═════ RECORDS FOR THE TASK ═════

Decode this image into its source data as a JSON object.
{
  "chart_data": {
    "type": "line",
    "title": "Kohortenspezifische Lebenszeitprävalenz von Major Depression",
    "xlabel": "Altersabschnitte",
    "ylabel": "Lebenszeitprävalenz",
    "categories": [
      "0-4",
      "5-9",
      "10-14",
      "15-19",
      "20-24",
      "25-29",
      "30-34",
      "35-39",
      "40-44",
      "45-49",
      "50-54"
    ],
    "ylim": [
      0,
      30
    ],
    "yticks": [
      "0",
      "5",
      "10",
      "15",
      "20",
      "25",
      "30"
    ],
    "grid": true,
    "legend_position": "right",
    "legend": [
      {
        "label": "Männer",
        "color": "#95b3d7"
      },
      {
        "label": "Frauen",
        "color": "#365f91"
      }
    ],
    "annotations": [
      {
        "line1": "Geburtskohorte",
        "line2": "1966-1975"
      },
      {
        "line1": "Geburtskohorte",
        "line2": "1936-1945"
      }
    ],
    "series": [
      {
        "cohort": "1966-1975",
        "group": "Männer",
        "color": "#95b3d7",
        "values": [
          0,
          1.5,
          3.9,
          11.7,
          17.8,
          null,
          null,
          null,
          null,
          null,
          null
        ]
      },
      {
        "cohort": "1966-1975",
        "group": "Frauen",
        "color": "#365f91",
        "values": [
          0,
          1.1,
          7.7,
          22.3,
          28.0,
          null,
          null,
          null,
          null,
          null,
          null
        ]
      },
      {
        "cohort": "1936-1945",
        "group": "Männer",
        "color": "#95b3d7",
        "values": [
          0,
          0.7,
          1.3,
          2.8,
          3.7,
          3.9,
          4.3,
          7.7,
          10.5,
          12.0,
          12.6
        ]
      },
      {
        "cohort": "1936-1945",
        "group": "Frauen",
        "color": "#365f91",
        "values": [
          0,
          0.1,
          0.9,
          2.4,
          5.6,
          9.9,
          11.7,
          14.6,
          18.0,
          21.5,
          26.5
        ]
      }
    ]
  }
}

═════

- [TASK TO COMPLETE] Reproduce each line holding the word "Lebenszeitprävalenz".

- [FULL RESPONSE]
    "title": "Kohortenspezifische Lebenszeitprävalenz von Major Depression",
    "ylabel": "Lebenszeitprävalenz",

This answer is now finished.